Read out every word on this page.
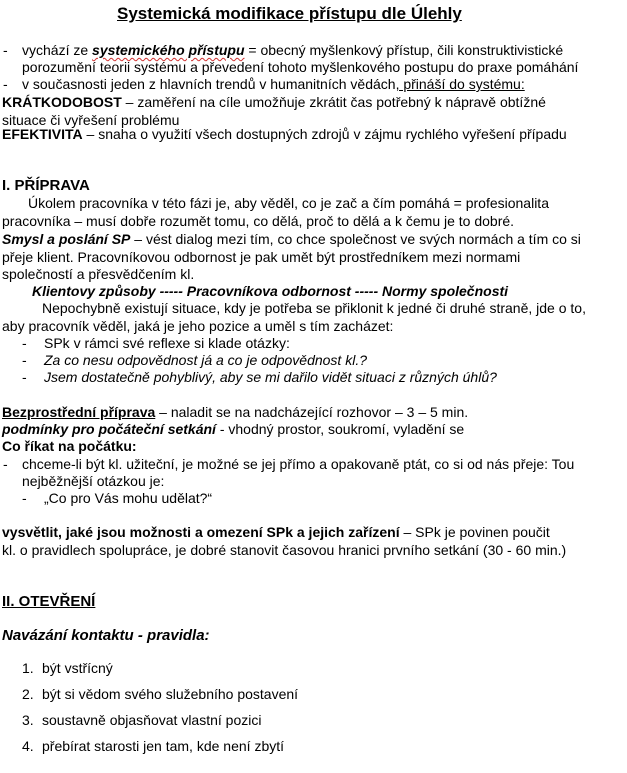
Systemická modifikace přístupu dle Úlehly
- vychází ze systemického přístupu = obecný myšlenkový přístup, čili konstruktivistické
porozumění teorii systému a převedení tohoto myšlenkového postupu do praxe pomáhání
- v současnosti jeden z hlavních trendů v humanitních vědách, přináší do systému:
KRÁTKODOBOST – zaměření na cíle umožňuje zkrátit čas potřebný k nápravě obtížné
situace či vyřešení problému
EFEKTIVITA – snaha o využití všech dostupných zdrojů v zájmu rychlého vyřešení případu
I. PŘÍPRAVA
Úkolem pracovníka v této fázi je, aby věděl, co je zač a čím pomáhá = profesionalita
pracovníka – musí dobře rozumět tomu, co dělá, proč to dělá a k čemu je to dobré.
Smysl a poslání SP – vést dialog mezi tím, co chce společnost ve svých normách a tím co si
přeje klient. Pracovníkovou odbornost je pak umět být prostředníkem mezi normami
společností a přesvědčením kl.
Klientovy způsoby ----- Pracovníkova odbornost ----- Normy společnosti
Nepochybně existují situace, kdy je potřeba se přiklonit k jedné či druhé straně, jde o to,
aby pracovník věděl, jaká je jeho pozice a uměl s tím zacházet:
- SPk v rámci své reflexe si klade otázky:
- Za co nesu odpovědnost já a co je odpovědnost kl.?
- Jsem dostatečně pohyblivý, aby se mi dařilo vidět situaci z různých úhlů?
Bezprostřední příprava – naladit se na nadcházející rozhovor – 3 – 5 min.
podmínky pro počáteční setkání - vhodný prostor, soukromí, vyladění se
Co říkat na počátku:
- chceme-li být kl. užiteční, je možné se jej přímo a opakovaně ptát, co si od nás přeje: Tou
nejběžnější otázkou je:
- „Co pro Vás mohu udělat?“
vysvětlit, jaké jsou možnosti a omezení SPk a jejich zařízení – SPk je povinen poučit
kl. o pravidlech spolupráce, je dobré stanovit časovou hranici prvního setkání (30 - 60 min.)
II. OTEVŘENÍ
Navázání kontaktu - pravidla:
1. být vstřícný
2. být si vědom svého služebního postavení
3. soustavně objasňovat vlastní pozici
4. přebírat starosti jen tam, kde není zbytí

◇ ◇ ◇ ◇ ◇ ◇ ◇

▸ Stated problem
Report each line of the material above where the word "přeje" appears.

▸ Finished answer
přeje klient. Pracovníkovou odbornost je pak umět být prostředníkem mezi normami
- chceme-li být kl. užiteční, je možné se jej přímo a opakovaně ptát, co si od nás přeje: Tou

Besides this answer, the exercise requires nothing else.